--- Stated problem ---
Copy every line from the material below that holds "bottom".

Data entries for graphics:

— Start —

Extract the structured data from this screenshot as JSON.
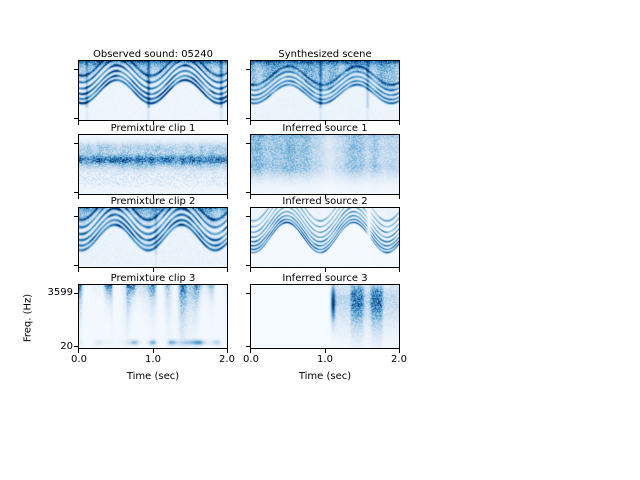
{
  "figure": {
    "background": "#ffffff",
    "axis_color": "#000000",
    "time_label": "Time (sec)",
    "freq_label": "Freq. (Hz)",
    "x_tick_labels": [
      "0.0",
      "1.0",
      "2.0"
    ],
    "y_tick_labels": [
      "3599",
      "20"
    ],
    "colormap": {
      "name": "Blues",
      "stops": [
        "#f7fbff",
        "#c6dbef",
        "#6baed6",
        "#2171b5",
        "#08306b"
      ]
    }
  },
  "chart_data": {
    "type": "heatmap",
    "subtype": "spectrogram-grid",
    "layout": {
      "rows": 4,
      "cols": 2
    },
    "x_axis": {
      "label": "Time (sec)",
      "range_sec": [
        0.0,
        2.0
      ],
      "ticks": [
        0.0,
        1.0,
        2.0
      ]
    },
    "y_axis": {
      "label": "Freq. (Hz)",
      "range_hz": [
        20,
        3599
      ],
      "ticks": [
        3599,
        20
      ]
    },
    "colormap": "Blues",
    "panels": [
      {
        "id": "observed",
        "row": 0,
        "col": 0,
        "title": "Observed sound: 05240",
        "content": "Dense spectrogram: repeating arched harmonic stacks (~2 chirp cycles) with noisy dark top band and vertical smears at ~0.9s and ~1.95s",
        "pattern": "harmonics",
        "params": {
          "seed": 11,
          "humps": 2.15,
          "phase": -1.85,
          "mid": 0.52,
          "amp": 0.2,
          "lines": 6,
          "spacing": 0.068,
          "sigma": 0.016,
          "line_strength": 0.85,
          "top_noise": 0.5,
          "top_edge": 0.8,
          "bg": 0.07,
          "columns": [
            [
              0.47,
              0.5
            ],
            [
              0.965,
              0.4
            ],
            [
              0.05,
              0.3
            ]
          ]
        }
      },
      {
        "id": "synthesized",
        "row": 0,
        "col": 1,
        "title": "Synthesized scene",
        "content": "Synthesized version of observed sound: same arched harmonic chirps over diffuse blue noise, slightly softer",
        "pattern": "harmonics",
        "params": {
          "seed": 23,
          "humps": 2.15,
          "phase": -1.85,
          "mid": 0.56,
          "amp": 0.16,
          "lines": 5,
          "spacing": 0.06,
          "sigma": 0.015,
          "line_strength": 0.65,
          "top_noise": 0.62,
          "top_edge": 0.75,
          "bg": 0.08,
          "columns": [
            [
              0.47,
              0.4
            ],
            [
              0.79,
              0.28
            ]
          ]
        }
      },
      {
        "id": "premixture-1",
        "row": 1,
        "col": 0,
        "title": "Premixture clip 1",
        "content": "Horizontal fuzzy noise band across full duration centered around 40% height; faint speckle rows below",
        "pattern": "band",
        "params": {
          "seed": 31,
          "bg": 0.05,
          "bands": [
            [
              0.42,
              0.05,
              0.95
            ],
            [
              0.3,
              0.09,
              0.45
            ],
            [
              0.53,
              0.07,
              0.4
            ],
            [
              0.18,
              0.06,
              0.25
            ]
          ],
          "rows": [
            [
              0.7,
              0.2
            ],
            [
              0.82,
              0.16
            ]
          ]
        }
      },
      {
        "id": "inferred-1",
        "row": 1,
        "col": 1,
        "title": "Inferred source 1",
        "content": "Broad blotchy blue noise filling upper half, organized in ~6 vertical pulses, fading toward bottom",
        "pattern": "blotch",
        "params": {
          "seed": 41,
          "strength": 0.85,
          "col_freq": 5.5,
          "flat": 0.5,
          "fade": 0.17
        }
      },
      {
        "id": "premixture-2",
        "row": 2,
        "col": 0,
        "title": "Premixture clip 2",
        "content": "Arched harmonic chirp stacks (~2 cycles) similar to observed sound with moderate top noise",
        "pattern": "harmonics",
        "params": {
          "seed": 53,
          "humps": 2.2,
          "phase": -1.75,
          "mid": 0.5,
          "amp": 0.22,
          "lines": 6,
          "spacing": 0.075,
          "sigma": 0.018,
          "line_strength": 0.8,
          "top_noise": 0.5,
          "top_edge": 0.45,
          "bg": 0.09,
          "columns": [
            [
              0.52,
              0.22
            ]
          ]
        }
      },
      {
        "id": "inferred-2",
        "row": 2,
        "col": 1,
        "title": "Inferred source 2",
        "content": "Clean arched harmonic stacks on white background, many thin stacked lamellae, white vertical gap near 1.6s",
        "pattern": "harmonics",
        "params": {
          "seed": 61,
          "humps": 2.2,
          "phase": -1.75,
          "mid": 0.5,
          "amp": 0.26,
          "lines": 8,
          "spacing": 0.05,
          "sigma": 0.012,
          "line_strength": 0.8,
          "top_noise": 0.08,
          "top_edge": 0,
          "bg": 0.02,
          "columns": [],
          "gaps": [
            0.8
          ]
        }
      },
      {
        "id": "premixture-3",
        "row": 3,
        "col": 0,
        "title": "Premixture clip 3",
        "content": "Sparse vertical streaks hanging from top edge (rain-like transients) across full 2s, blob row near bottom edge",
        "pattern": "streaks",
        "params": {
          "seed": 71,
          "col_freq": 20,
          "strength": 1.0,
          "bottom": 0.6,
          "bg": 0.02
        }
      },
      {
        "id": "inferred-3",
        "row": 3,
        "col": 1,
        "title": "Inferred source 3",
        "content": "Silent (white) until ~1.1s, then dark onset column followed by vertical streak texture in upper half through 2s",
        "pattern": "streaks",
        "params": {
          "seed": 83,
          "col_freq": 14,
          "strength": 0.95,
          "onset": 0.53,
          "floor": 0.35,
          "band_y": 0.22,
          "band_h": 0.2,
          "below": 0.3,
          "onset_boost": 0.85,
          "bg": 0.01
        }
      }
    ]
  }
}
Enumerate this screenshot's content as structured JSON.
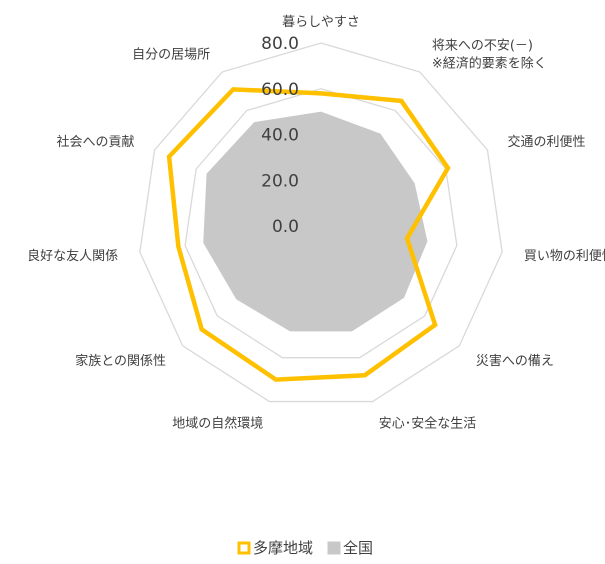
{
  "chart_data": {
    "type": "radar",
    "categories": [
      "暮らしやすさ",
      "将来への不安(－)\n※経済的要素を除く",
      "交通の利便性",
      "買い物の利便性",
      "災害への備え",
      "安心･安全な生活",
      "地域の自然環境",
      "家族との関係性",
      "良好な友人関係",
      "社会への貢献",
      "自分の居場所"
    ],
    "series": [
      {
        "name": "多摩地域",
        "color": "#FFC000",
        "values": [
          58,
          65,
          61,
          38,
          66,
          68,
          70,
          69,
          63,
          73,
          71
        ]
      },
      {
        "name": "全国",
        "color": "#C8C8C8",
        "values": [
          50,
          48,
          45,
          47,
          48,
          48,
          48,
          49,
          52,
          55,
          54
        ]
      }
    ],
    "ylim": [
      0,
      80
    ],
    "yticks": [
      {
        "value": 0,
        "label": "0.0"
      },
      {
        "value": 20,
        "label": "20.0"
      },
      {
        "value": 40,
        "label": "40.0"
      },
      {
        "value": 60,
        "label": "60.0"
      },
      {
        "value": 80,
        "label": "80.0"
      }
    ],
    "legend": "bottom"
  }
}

— End —
— Start —

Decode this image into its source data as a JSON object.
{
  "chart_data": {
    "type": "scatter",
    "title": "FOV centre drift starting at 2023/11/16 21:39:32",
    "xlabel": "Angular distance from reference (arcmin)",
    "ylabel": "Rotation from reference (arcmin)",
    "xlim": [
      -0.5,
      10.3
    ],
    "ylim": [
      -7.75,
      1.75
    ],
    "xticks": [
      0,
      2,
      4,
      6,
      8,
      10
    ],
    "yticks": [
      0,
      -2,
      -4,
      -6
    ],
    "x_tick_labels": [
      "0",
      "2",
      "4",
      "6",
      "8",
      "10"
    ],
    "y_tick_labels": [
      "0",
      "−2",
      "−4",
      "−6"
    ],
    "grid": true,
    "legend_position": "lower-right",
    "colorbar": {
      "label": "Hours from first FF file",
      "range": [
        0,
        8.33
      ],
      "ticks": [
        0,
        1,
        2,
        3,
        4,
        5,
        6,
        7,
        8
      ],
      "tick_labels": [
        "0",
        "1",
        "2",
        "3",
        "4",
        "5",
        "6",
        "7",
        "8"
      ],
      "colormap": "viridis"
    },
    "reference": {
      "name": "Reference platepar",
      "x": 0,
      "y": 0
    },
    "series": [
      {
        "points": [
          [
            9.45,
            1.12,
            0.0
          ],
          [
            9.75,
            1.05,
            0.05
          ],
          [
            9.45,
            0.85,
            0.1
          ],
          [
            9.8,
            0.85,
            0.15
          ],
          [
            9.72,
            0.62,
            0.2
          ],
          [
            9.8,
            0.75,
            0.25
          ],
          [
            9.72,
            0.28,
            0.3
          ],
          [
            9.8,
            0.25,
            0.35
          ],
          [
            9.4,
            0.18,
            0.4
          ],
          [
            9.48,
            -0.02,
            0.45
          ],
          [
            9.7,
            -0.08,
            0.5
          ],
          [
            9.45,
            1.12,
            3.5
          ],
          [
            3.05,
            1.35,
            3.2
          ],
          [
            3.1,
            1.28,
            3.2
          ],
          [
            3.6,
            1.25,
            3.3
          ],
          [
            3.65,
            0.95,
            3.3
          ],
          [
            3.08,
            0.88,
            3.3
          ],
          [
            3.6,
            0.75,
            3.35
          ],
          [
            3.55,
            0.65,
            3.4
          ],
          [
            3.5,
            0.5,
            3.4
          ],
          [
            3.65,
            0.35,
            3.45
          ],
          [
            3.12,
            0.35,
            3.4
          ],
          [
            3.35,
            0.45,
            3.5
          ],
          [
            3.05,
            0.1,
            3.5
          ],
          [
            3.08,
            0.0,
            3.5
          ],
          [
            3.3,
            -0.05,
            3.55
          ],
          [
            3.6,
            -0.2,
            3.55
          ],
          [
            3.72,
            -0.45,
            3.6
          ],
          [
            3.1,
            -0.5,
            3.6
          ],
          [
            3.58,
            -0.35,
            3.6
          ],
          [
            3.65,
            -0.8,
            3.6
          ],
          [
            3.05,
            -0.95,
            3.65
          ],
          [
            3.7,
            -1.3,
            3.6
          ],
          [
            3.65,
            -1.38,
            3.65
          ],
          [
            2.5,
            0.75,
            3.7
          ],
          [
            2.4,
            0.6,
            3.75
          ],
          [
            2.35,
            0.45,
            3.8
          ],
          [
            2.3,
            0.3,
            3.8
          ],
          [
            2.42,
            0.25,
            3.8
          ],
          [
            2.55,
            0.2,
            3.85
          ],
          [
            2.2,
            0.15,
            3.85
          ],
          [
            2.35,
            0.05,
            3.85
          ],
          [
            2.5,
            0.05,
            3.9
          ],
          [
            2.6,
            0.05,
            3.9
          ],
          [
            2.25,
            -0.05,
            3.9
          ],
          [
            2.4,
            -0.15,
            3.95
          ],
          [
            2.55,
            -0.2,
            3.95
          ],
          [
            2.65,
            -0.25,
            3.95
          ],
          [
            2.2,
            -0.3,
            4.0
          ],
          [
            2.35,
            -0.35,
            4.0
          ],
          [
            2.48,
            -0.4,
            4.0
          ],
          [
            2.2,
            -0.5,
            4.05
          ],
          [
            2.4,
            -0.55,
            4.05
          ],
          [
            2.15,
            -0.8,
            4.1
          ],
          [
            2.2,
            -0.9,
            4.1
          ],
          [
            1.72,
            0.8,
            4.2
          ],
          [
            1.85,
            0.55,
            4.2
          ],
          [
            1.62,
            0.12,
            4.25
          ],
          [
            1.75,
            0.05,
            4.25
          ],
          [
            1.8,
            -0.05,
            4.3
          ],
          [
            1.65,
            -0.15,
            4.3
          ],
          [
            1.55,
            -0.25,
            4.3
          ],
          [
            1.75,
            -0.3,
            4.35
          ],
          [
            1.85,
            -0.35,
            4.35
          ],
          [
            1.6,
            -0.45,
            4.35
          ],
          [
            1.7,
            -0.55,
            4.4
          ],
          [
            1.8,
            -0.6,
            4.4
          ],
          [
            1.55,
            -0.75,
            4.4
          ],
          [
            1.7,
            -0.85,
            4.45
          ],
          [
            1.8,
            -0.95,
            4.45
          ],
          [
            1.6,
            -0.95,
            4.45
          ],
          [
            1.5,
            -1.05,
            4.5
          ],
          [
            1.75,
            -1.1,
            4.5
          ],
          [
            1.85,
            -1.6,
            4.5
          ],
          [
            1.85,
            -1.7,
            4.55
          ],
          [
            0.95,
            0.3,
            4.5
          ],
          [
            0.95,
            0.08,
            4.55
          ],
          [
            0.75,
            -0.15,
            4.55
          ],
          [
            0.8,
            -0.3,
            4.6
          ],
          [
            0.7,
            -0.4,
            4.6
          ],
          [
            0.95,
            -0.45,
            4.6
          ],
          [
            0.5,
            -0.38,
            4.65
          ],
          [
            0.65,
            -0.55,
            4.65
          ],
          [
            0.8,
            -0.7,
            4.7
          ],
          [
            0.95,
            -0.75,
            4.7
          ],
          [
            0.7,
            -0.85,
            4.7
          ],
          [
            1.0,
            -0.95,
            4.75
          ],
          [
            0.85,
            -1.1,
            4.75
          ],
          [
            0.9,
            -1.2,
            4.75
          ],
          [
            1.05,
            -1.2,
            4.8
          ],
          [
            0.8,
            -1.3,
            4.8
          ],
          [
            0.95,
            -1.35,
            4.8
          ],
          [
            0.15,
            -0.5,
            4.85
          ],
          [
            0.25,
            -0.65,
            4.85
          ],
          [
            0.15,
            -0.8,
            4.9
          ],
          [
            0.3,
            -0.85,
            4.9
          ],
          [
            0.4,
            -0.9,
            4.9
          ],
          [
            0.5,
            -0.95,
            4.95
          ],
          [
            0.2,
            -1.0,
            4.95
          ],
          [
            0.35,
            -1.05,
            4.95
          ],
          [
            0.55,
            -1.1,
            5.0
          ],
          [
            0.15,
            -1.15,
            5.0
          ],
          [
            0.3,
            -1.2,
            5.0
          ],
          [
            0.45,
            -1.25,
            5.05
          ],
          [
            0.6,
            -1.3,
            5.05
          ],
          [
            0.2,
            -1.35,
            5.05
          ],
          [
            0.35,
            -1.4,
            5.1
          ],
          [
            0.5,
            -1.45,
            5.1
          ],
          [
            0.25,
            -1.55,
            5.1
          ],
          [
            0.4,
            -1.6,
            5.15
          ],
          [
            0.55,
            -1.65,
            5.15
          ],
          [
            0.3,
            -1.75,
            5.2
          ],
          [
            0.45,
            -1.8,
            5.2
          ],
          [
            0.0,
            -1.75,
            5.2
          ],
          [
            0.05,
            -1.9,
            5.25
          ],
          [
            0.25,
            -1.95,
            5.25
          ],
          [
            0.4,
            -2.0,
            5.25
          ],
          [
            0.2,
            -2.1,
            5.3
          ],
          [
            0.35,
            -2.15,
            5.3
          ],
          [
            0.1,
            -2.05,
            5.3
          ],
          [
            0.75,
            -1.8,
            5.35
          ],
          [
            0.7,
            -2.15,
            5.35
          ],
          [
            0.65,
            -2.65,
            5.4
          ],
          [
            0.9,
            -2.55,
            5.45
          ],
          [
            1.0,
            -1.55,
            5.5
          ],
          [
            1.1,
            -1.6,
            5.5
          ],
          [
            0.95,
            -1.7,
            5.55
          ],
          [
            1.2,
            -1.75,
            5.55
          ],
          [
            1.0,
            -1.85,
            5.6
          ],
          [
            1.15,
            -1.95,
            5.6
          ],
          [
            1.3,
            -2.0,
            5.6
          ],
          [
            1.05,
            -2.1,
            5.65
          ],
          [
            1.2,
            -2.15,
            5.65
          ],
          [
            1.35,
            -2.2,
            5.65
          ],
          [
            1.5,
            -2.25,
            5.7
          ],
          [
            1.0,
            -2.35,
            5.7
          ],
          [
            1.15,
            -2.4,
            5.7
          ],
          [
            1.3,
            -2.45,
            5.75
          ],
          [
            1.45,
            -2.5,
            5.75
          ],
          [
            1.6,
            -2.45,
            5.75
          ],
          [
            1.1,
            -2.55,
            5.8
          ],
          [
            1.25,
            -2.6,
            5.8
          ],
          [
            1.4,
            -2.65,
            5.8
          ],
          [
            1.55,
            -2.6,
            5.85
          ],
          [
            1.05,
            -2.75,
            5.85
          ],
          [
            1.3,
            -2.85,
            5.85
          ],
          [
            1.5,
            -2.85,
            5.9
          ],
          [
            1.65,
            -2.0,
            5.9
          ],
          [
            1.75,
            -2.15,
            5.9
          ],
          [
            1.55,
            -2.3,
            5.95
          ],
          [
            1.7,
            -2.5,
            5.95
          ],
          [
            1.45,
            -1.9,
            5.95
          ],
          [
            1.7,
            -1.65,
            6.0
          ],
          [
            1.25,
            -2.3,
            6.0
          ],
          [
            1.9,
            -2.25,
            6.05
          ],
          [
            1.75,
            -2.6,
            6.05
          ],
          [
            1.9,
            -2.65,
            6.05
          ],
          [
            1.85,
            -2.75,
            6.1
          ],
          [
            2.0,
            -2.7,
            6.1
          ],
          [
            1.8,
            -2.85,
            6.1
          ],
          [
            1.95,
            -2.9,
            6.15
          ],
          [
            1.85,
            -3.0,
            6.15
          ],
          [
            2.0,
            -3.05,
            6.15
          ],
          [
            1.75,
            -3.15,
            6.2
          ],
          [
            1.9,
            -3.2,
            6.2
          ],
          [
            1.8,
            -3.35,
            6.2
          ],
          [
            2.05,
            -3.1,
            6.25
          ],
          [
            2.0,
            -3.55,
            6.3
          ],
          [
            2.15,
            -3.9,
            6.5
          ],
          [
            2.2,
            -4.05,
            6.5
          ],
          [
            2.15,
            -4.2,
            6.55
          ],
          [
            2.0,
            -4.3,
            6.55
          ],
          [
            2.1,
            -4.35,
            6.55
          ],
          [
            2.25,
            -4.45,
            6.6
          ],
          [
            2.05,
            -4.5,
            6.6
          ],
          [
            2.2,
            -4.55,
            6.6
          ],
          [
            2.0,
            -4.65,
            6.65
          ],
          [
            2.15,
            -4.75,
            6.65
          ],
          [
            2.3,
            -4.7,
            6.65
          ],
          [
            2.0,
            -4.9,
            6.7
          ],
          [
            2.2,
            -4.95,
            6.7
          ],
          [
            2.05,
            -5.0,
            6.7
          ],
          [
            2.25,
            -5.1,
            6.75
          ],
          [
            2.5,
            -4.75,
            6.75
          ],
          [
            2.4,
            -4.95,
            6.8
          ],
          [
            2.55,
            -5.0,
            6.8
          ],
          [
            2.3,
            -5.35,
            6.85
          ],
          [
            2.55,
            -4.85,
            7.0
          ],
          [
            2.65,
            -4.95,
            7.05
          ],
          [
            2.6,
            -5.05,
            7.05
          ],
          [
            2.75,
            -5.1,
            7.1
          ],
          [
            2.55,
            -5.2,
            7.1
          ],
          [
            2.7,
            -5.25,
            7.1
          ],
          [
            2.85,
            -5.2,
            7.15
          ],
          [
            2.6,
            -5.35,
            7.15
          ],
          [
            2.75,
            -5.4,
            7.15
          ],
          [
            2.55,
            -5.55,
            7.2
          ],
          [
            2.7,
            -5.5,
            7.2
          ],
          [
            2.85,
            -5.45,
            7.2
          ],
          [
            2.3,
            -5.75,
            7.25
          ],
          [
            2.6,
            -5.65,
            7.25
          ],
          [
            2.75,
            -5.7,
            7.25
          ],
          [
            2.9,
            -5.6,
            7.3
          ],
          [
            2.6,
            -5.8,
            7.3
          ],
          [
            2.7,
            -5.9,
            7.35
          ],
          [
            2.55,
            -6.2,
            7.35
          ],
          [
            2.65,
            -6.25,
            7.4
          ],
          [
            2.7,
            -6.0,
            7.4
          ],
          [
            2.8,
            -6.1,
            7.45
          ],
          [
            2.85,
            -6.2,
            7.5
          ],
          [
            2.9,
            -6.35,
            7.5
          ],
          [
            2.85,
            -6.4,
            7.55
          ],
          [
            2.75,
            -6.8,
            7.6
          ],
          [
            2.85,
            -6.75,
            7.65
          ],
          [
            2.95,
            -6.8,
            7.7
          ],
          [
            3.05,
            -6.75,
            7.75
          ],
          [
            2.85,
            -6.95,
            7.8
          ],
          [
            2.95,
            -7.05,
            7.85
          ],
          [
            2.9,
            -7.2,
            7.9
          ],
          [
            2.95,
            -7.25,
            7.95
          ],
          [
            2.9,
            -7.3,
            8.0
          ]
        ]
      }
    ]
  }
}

— End —

--- Solution for this task ---
        "content": "Broad blotchy blue noise filling upper half, organized in ~6 vertical pulses, fading toward bottom",
        "content": "Sparse vertical streaks hanging from top edge (rain-like transients) across full 2s, blob row near bottom edge",
          "bottom": 0.6,
    "legend": "bottom"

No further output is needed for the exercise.